[Opening Provided data section]

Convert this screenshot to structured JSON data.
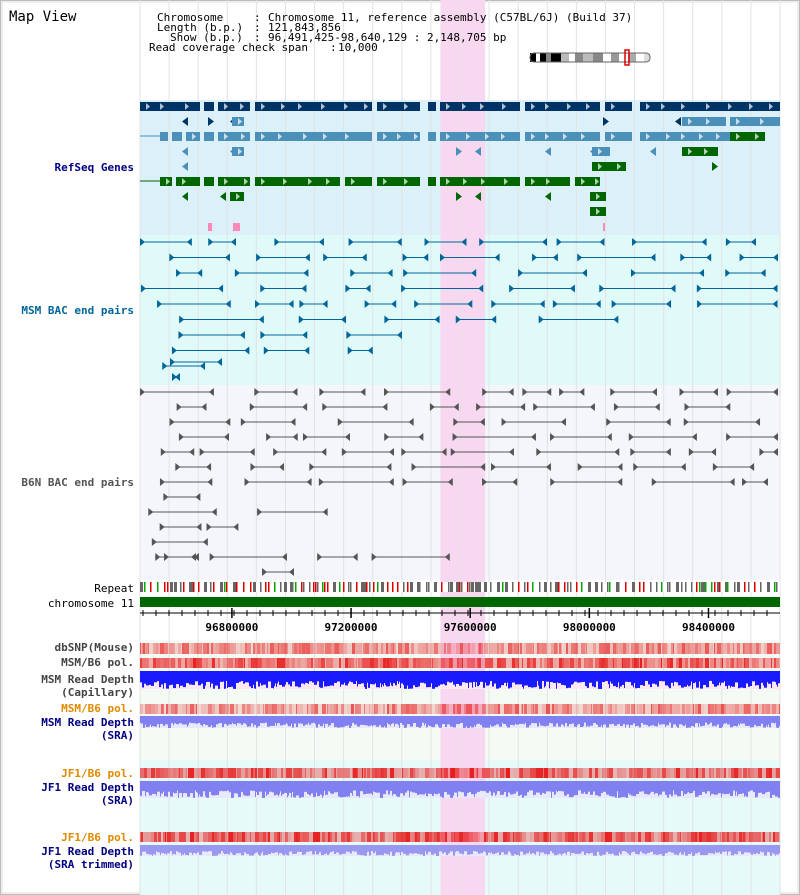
{
  "view_title": "Map View",
  "info": {
    "chromosome_label": "Chromosome",
    "chromosome_value": "Chromosome 11, reference assembly (C57BL/6J) (Build 37)",
    "length_label": "Length (b.p.)",
    "length_value": "121,843,856",
    "show_label": "Show (b.p.)",
    "show_value": "96,491,425-98,640,129 : 2,148,705 bp",
    "span_label": "Read coverage check span",
    "span_value": "10,000",
    "separator": ":"
  },
  "tracks": {
    "refseq": "RefSeq Genes",
    "msm_bac": "MSM BAC end pairs",
    "b6n_bac": "B6N BAC end pairs",
    "repeat": "Repeat",
    "chromosome": "chromosome 11",
    "dbsnp": "dbSNP(Mouse)",
    "msm_pol": "MSM/B6 pol.",
    "msm_depth_cap_1": "MSM Read Depth",
    "msm_depth_cap_2": "(Capillary)",
    "msm_pol_2": "MSM/B6 pol.",
    "msm_depth_sra_1": "MSM Read Depth",
    "msm_depth_sra_2": "(SRA)",
    "jf1_pol": "JF1/B6 pol.",
    "jf1_depth_sra_1": "JF1 Read Depth",
    "jf1_depth_sra_2": "(SRA)",
    "jf1_pol_2": "JF1/B6 pol.",
    "jf1_depth_trim_1": "JF1 Read Depth",
    "jf1_depth_trim_2": "(SRA trimmed)"
  },
  "axis": {
    "ticks": [
      "96800000",
      "97200000",
      "97600000",
      "98000000",
      "98400000"
    ],
    "range_start": 96491425,
    "range_end": 98640129
  },
  "highlight": {
    "start": 97500000,
    "end": 97650000
  },
  "colors": {
    "refseq_bg": "#dcf0fa",
    "msm_bg": "#e0fafa",
    "b6n_bg": "#f4f6fb",
    "highlight": "#f8d8f0",
    "gene_dark": "#003366",
    "gene_light": "#4a90b8",
    "gene_green": "#006600",
    "bac_msm": "#006699",
    "bac_b6n": "#555555",
    "chromosome": "#006600",
    "depth_blue": "#1a1aff",
    "depth_light": "#8080f0",
    "label_navy": "#000080",
    "label_orange": "#e08a00"
  }
}
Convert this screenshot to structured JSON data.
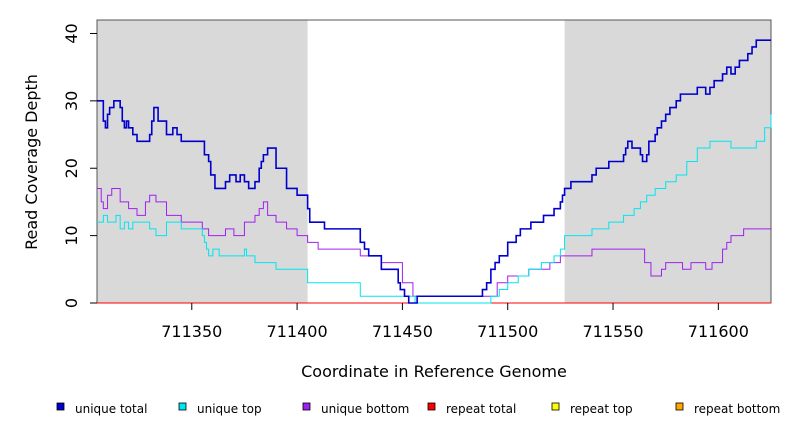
{
  "chart_data": {
    "type": "line",
    "title": "",
    "xlabel": "Coordinate in Reference Genome",
    "ylabel": "Read Coverage Depth",
    "xlim": [
      711305,
      711625
    ],
    "ylim": [
      0,
      42
    ],
    "xticks": [
      711350,
      711400,
      711450,
      711500,
      711550,
      711600
    ],
    "yticks": [
      0,
      10,
      20,
      30,
      40
    ],
    "shaded_regions": [
      [
        711305,
        711405
      ],
      [
        711527,
        711625
      ]
    ],
    "shade_color": "#d9d9d9",
    "legend_position": "bottom",
    "series": [
      {
        "name": "unique total",
        "color": "#0000cd",
        "x": [
          711305,
          711308,
          711309,
          711310,
          711311,
          711313,
          711316,
          711317,
          711318,
          711319,
          711320,
          711322,
          711324,
          711330,
          711331,
          711332,
          711334,
          711338,
          711341,
          711343,
          711345,
          711356,
          711358,
          711359,
          711361,
          711366,
          711368,
          711371,
          711373,
          711375,
          711377,
          711380,
          711382,
          711383,
          711384,
          711386,
          711390,
          711395,
          711400,
          711405,
          711406,
          711413,
          711430,
          711432,
          711434,
          711440,
          711448,
          711449,
          711451,
          711453,
          711457,
          711460,
          711463,
          711488,
          711490,
          711492,
          711494,
          711496,
          711500,
          711504,
          711506,
          711511,
          711517,
          711522,
          711525,
          711526,
          711527,
          711528,
          711530,
          711540,
          711542,
          711548,
          711555,
          711556,
          711557,
          711559,
          711563,
          711564,
          711566,
          711567,
          711570,
          711571,
          711573,
          711575,
          711577,
          711580,
          711582,
          711590,
          711594,
          711596,
          711598,
          711602,
          711604,
          711606,
          711608,
          711610,
          711614,
          711616,
          711618,
          711622,
          711624,
          711625
        ],
        "y": [
          30,
          27,
          26,
          28,
          29,
          30,
          29,
          27,
          26,
          27,
          26,
          25,
          24,
          25,
          27,
          29,
          27,
          25,
          26,
          25,
          24,
          22,
          21,
          19,
          17,
          18,
          19,
          18,
          19,
          18,
          17,
          18,
          20,
          21,
          22,
          23,
          20,
          17,
          16,
          14,
          12,
          11,
          9,
          8,
          7,
          5,
          3,
          2,
          1,
          0,
          1,
          1,
          1,
          2,
          3,
          5,
          6,
          7,
          9,
          10,
          11,
          12,
          13,
          14,
          15,
          16,
          17,
          17,
          18,
          19,
          20,
          21,
          22,
          23,
          24,
          23,
          22,
          21,
          22,
          24,
          25,
          26,
          27,
          28,
          29,
          30,
          31,
          32,
          31,
          32,
          33,
          34,
          35,
          34,
          35,
          36,
          37,
          38,
          39,
          39,
          39,
          39
        ],
        "line_width": 1.6
      },
      {
        "name": "unique top",
        "color": "#00e5ee",
        "x": [
          711305,
          711308,
          711310,
          711314,
          711316,
          711318,
          711320,
          711322,
          711330,
          711333,
          711338,
          711345,
          711355,
          711356,
          711357,
          711358,
          711360,
          711363,
          711375,
          711376,
          711378,
          711380,
          711390,
          711400,
          711405,
          711430,
          711432,
          711456,
          711488,
          711492,
          711496,
          711500,
          711505,
          711510,
          711516,
          711522,
          711525,
          711527,
          711540,
          711548,
          711555,
          711560,
          711563,
          711566,
          711570,
          711575,
          711580,
          711585,
          711590,
          711596,
          711600,
          711606,
          711612,
          711618,
          711622,
          711625
        ],
        "y": [
          12,
          13,
          12,
          13,
          11,
          12,
          11,
          12,
          11,
          10,
          12,
          11,
          10,
          9,
          8,
          7,
          8,
          7,
          8,
          7,
          7,
          6,
          5,
          5,
          3,
          1,
          1,
          0,
          0,
          1,
          2,
          3,
          4,
          5,
          6,
          7,
          8,
          10,
          11,
          12,
          13,
          14,
          15,
          16,
          17,
          18,
          19,
          21,
          23,
          24,
          24,
          23,
          23,
          24,
          26,
          28
        ],
        "line_width": 1.0
      },
      {
        "name": "unique bottom",
        "color": "#a020f0",
        "x": [
          711305,
          711307,
          711308,
          711310,
          711312,
          711316,
          711320,
          711324,
          711328,
          711330,
          711333,
          711338,
          711345,
          711355,
          711358,
          711360,
          711366,
          711370,
          711375,
          711380,
          711382,
          711384,
          711386,
          711390,
          711395,
          711400,
          711405,
          711410,
          711430,
          711440,
          711450,
          711455,
          711470,
          711490,
          711495,
          711500,
          711510,
          711520,
          711525,
          711527,
          711540,
          711560,
          711565,
          711568,
          711573,
          711575,
          711580,
          711583,
          711587,
          711590,
          711594,
          711597,
          711602,
          711604,
          711606,
          711612,
          711625
        ],
        "y": [
          17,
          15,
          14,
          16,
          17,
          15,
          14,
          13,
          15,
          16,
          15,
          13,
          12,
          11,
          10,
          10,
          11,
          10,
          12,
          13,
          14,
          15,
          13,
          12,
          11,
          10,
          9,
          8,
          7,
          6,
          3,
          1,
          1,
          1,
          3,
          4,
          5,
          6,
          7,
          7,
          8,
          8,
          6,
          4,
          5,
          6,
          6,
          5,
          6,
          6,
          5,
          6,
          8,
          9,
          10,
          11,
          11
        ],
        "line_width": 1.0
      },
      {
        "name": "repeat total",
        "color": "#ff0000",
        "x": [
          711305,
          711625
        ],
        "y": [
          0,
          0
        ],
        "line_width": 1.0
      },
      {
        "name": "repeat top",
        "color": "#ffff00",
        "x": [
          711305,
          711625
        ],
        "y": [
          0,
          0
        ],
        "line_width": 1.0
      },
      {
        "name": "repeat bottom",
        "color": "#ffa500",
        "x": [
          711305,
          711625
        ],
        "y": [
          0,
          0
        ],
        "line_width": 1.0
      }
    ]
  }
}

[Closing Provided data section]

Task to carry out:
Where "pairs" occurs in a line of the data above, count that line. Give the final count and no other words.

Output below:
2